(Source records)
▼

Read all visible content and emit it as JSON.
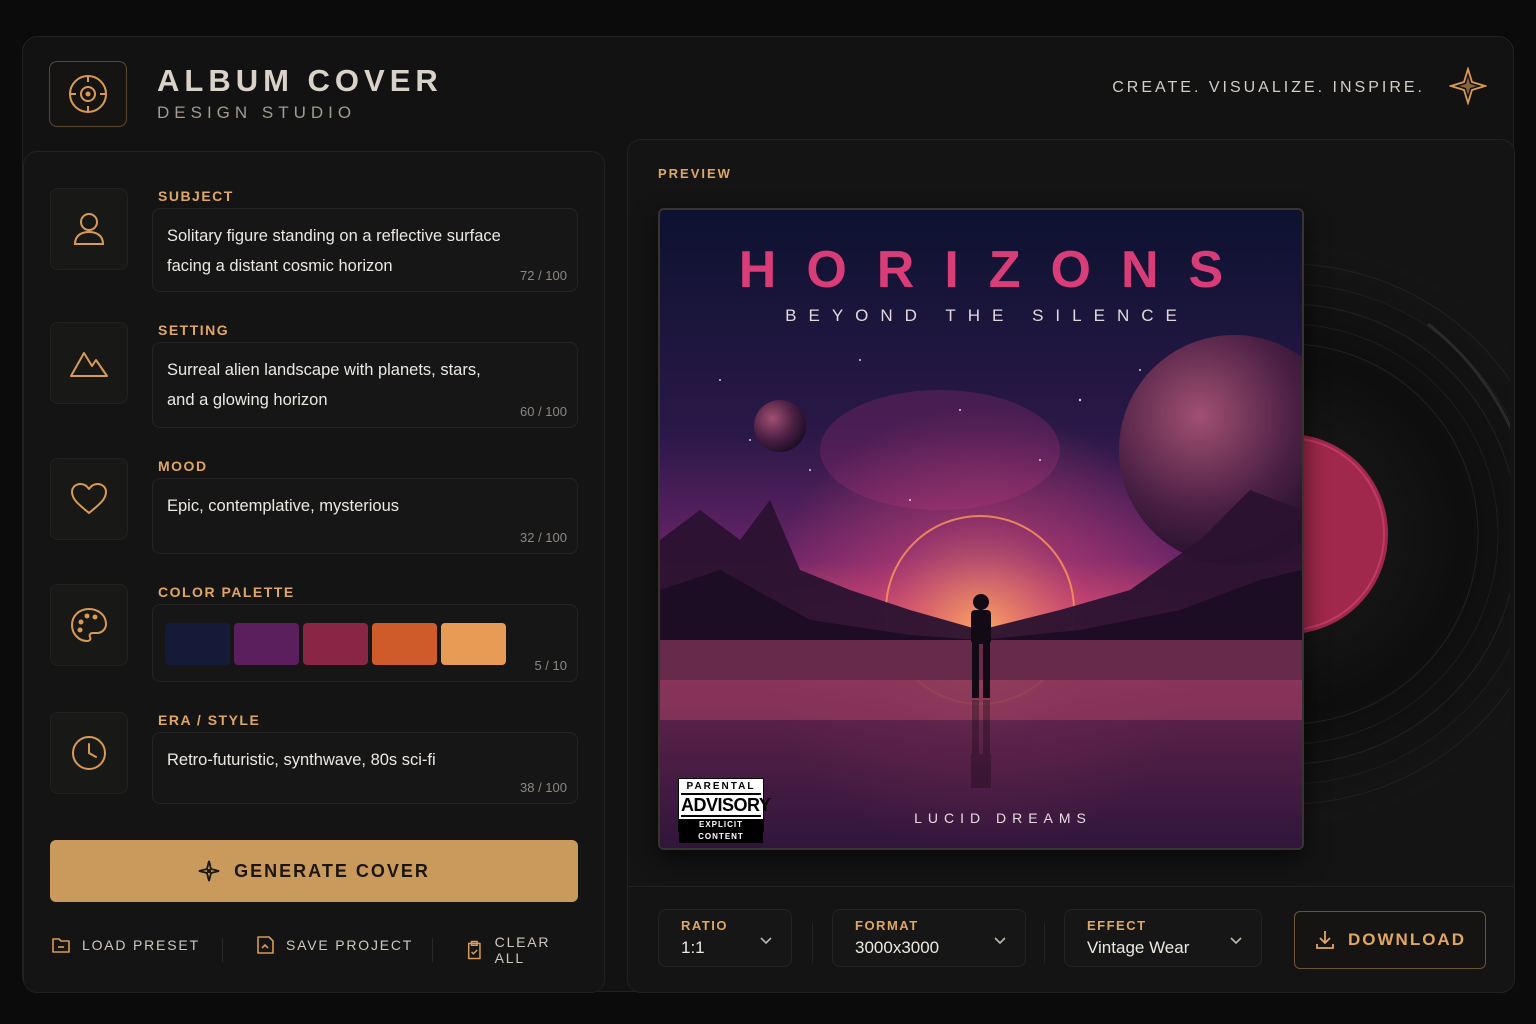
{
  "header": {
    "title": "ALBUM COVER",
    "subtitle": "DESIGN STUDIO",
    "tagline": "CREATE. VISUALIZE. INSPIRE."
  },
  "fields": {
    "subject": {
      "label": "SUBJECT",
      "line1": "Solitary figure standing on a reflective surface",
      "line2": "facing a distant cosmic horizon",
      "count": "72 / 100"
    },
    "setting": {
      "label": "SETTING",
      "line1": "Surreal alien landscape with planets, stars,",
      "line2": "and a glowing horizon",
      "count": "60 / 100"
    },
    "mood": {
      "label": "MOOD",
      "line1": "Epic, contemplative, mysterious",
      "count": "32 / 100"
    },
    "palette": {
      "label": "COLOR PALETTE",
      "count": "5 / 10",
      "colors": [
        "#141a38",
        "#5a1f5c",
        "#8a2545",
        "#cf5a2a",
        "#e89b54"
      ]
    },
    "era": {
      "label": "ERA / STYLE",
      "line1": "Retro-futuristic, synthwave, 80s sci-fi",
      "count": "38 / 100"
    }
  },
  "actions": {
    "generate": "GENERATE COVER",
    "load": "LOAD PRESET",
    "save": "SAVE PROJECT",
    "clear": "CLEAR ALL"
  },
  "preview": {
    "label": "PREVIEW",
    "cover_title": "HORIZONS",
    "cover_subtitle": "BEYOND THE SILENCE",
    "cover_artist": "LUCID DREAMS",
    "advisory": {
      "top": "PARENTAL",
      "mid": "ADVISORY",
      "bottom": "EXPLICIT CONTENT"
    }
  },
  "controls": {
    "ratio": {
      "label": "RATIO",
      "value": "1:1"
    },
    "format": {
      "label": "FORMAT",
      "value": "3000x3000"
    },
    "effect": {
      "label": "EFFECT",
      "value": "Vintage Wear"
    },
    "download": "DOWNLOAD"
  },
  "colors": {
    "accent": "#e0a763",
    "button": "#c99a5c",
    "title_pink": "#d93d78"
  }
}
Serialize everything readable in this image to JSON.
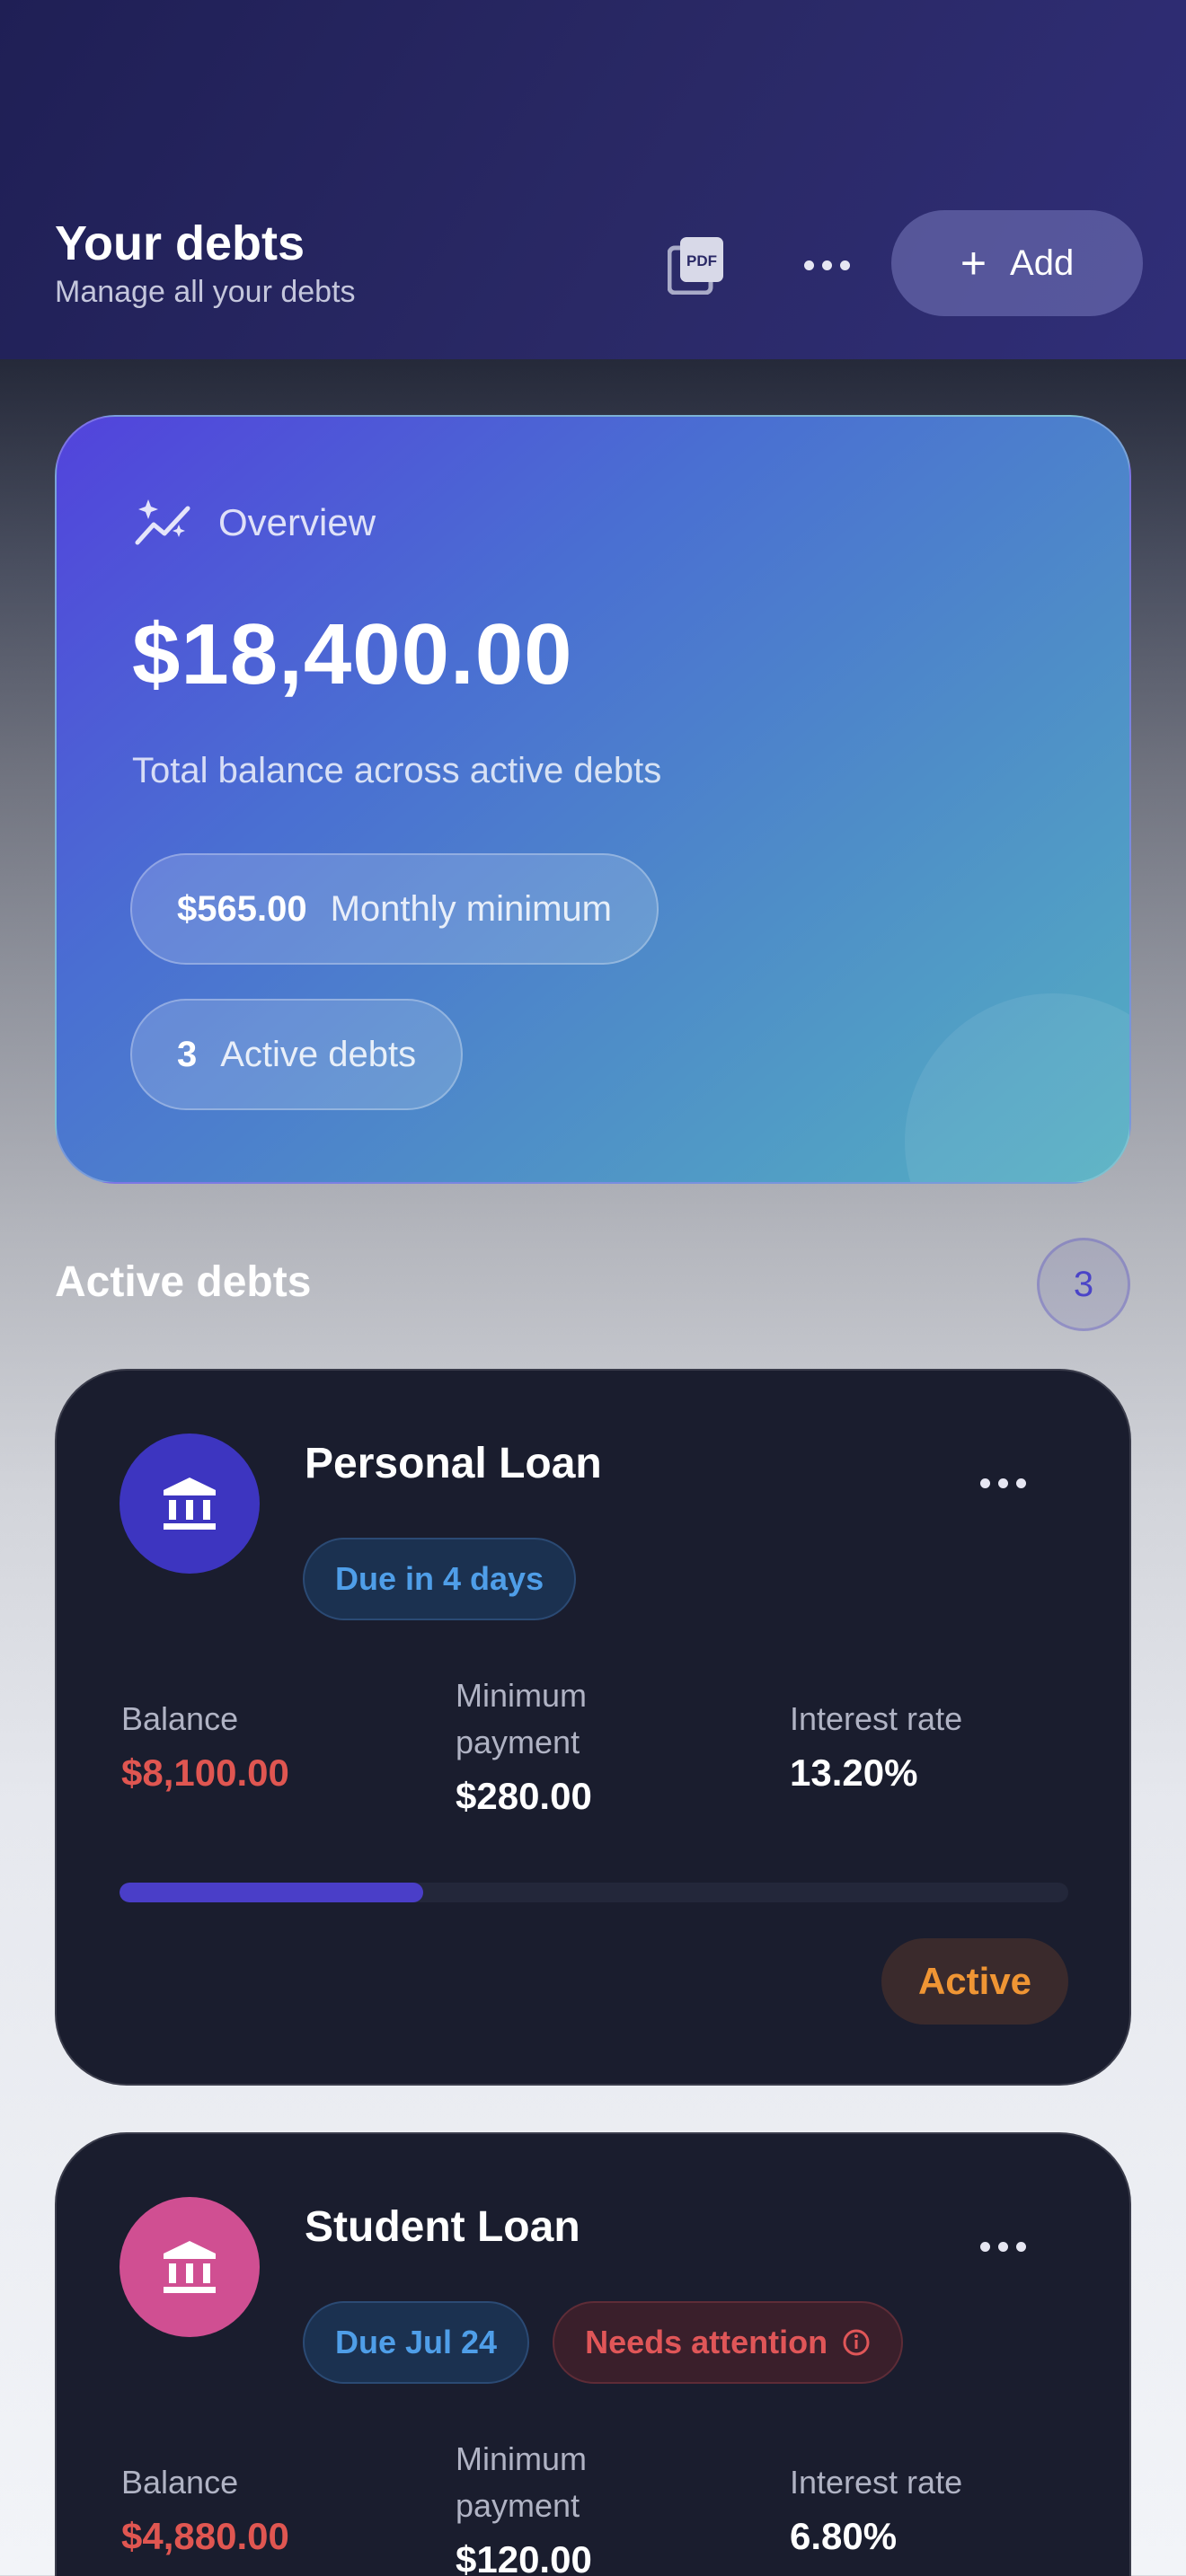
{
  "header": {
    "title": "Your debts",
    "subtitle": "Manage all your debts",
    "pdf_icon": "pdf-icon",
    "more_icon": "more-horizontal-icon",
    "add_label": "Add"
  },
  "overview": {
    "label": "Overview",
    "total": "$18,400.00",
    "description": "Total balance across active debts",
    "monthly_value": "$565.00",
    "monthly_label": "Monthly minimum",
    "active_value": "3",
    "active_label": "Active debts"
  },
  "section": {
    "title": "Active debts",
    "count": "3"
  },
  "debts": [
    {
      "name": "Personal Loan",
      "icon": "bank-icon",
      "avatar_color": "#3d35c0",
      "due": "Due in 4 days",
      "balance_label": "Balance",
      "balance": "$8,100.00",
      "min_label": "Minimum payment",
      "min_payment": "$280.00",
      "rate_label": "Interest rate",
      "rate": "13.20%",
      "progress": 0.32,
      "status": "Active"
    },
    {
      "name": "Student Loan",
      "icon": "bank-icon",
      "avatar_color": "#d04f92",
      "due": "Due Jul 24",
      "attention": "Needs attention",
      "balance_label": "Balance",
      "balance": "$4,880.00",
      "min_label": "Minimum payment",
      "min_payment": "$120.00",
      "rate_label": "Interest rate",
      "rate": "6.80%"
    }
  ]
}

▲

# Task description
Print all of the records shown above exactly, leaving out each picture.

# Output below
Read all visible content and emit it as JSON.
{
  "header": {
    "title": "ALBUM COVER",
    "subtitle": "DESIGN STUDIO",
    "tagline": "CREATE. VISUALIZE. INSPIRE."
  },
  "fields": {
    "subject": {
      "label": "SUBJECT",
      "line1": "Solitary figure standing on a reflective surface",
      "line2": "facing a distant cosmic horizon",
      "count": "72 / 100"
    },
    "setting": {
      "label": "SETTING",
      "line1": "Surreal alien landscape with planets, stars,",
      "line2": "and a glowing horizon",
      "count": "60 / 100"
    },
    "mood": {
      "label": "MOOD",
      "line1": "Epic, contemplative, mysterious",
      "count": "32 / 100"
    },
    "palette": {
      "label": "COLOR PALETTE",
      "count": "5 / 10",
      "colors": [
        "#141a38",
        "#5a1f5c",
        "#8a2545",
        "#cf5a2a",
        "#e89b54"
      ]
    },
    "era": {
      "label": "ERA / STYLE",
      "line1": "Retro-futuristic, synthwave, 80s sci-fi",
      "count": "38 / 100"
    }
  },
  "actions": {
    "generate": "GENERATE COVER",
    "load": "LOAD PRESET",
    "save": "SAVE PROJECT",
    "clear": "CLEAR ALL"
  },
  "preview": {
    "label": "PREVIEW",
    "cover_title": "HORIZONS",
    "cover_subtitle": "BEYOND THE SILENCE",
    "cover_artist": "LUCID DREAMS",
    "advisory": {
      "top": "PARENTAL",
      "mid": "ADVISORY",
      "bottom": "EXPLICIT CONTENT"
    }
  },
  "controls": {
    "ratio": {
      "label": "RATIO",
      "value": "1:1"
    },
    "format": {
      "label": "FORMAT",
      "value": "3000x3000"
    },
    "effect": {
      "label": "EFFECT",
      "value": "Vintage Wear"
    },
    "download": "DOWNLOAD"
  },
  "colors": {
    "accent": "#e0a763",
    "button": "#c99a5c",
    "title_pink": "#d93d78"
  }
}
Serialize everything readable in this image to JSON.
{
  "header": {
    "title": "Your debts",
    "subtitle": "Manage all your debts",
    "pdf_icon": "pdf-icon",
    "more_icon": "more-horizontal-icon",
    "add_label": "Add"
  },
  "overview": {
    "label": "Overview",
    "total": "$18,400.00",
    "description": "Total balance across active debts",
    "monthly_value": "$565.00",
    "monthly_label": "Monthly minimum",
    "active_value": "3",
    "active_label": "Active debts"
  },
  "section": {
    "title": "Active debts",
    "count": "3"
  },
  "debts": [
    {
      "name": "Personal Loan",
      "icon": "bank-icon",
      "avatar_color": "#3d35c0",
      "due": "Due in 4 days",
      "balance_label": "Balance",
      "balance": "$8,100.00",
      "min_label": "Minimum payment",
      "min_payment": "$280.00",
      "rate_label": "Interest rate",
      "rate": "13.20%",
      "progress": 0.32,
      "status": "Active"
    },
    {
      "name": "Student Loan",
      "icon": "bank-icon",
      "avatar_color": "#d04f92",
      "due": "Due Jul 24",
      "attention": "Needs attention",
      "balance_label": "Balance",
      "balance": "$4,880.00",
      "min_label": "Minimum payment",
      "min_payment": "$120.00",
      "rate_label": "Interest rate",
      "rate": "6.80%"
    }
  ]
}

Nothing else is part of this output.